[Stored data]
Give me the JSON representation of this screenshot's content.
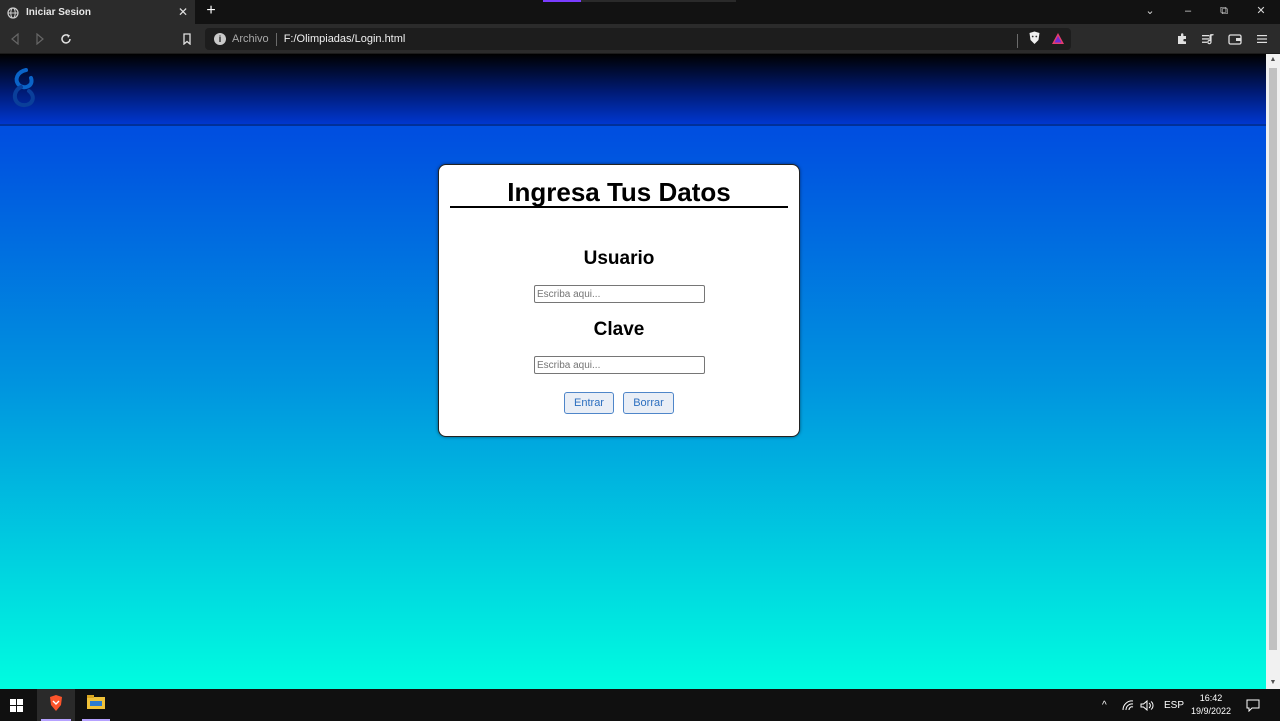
{
  "browser": {
    "tab_title": "Iniciar Sesion",
    "tab_close": "✕",
    "new_tab": "+",
    "url_scheme_label": "Archivo",
    "url": "F:/Olimpiadas/Login.html",
    "window_controls": {
      "dropdown": "⌄",
      "minimize": "–",
      "restore": "⧉",
      "close": "✕"
    }
  },
  "page": {
    "logo_icon": "swirl-logo-icon",
    "card_title": "Ingresa Tus Datos",
    "username_label": "Usuario",
    "username_placeholder": "Escriba aqui...",
    "password_label": "Clave",
    "password_placeholder": "Escriba aqui...",
    "submit_button": "Entrar",
    "reset_button": "Borrar",
    "gradient_colors": [
      "#004fe0",
      "#0094df",
      "#00fde0"
    ]
  },
  "taskbar": {
    "language": "ESP",
    "time": "16:42",
    "date": "19/9/2022",
    "tray_chevron": "^"
  }
}
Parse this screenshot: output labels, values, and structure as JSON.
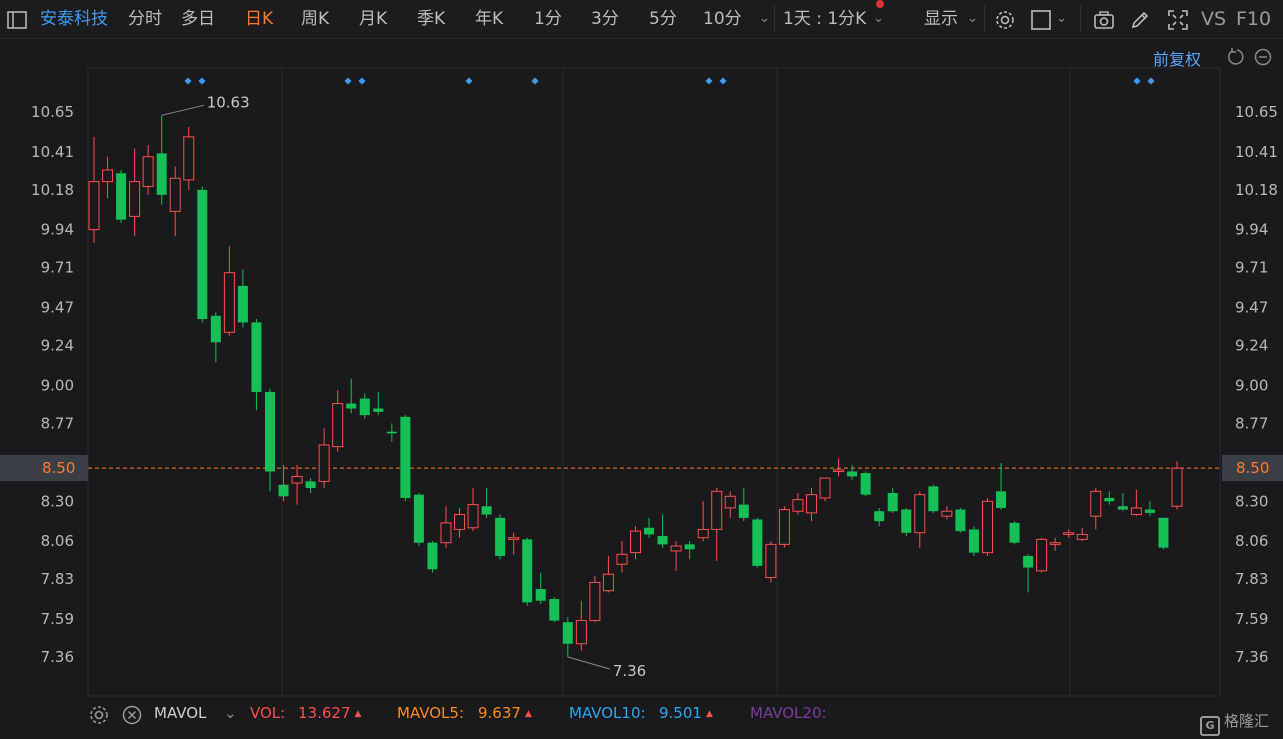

→ **Task**: Every record above must be given again exactly; drop the pictures.

→ **Result of this task**:
Give me the JSON representation of this screenshot's content.
{
  "browser": {
    "tab_title": "Iniciar Sesion",
    "tab_close": "✕",
    "new_tab": "+",
    "url_scheme_label": "Archivo",
    "url": "F:/Olimpiadas/Login.html",
    "window_controls": {
      "dropdown": "⌄",
      "minimize": "–",
      "restore": "⧉",
      "close": "✕"
    }
  },
  "page": {
    "logo_icon": "swirl-logo-icon",
    "card_title": "Ingresa Tus Datos",
    "username_label": "Usuario",
    "username_placeholder": "Escriba aqui...",
    "password_label": "Clave",
    "password_placeholder": "Escriba aqui...",
    "submit_button": "Entrar",
    "reset_button": "Borrar",
    "gradient_colors": [
      "#004fe0",
      "#0094df",
      "#00fde0"
    ]
  },
  "taskbar": {
    "language": "ESP",
    "time": "16:42",
    "date": "19/9/2022",
    "tray_chevron": "^"
  }
}
Parse this screenshot: output labels, values, and structure as JSON.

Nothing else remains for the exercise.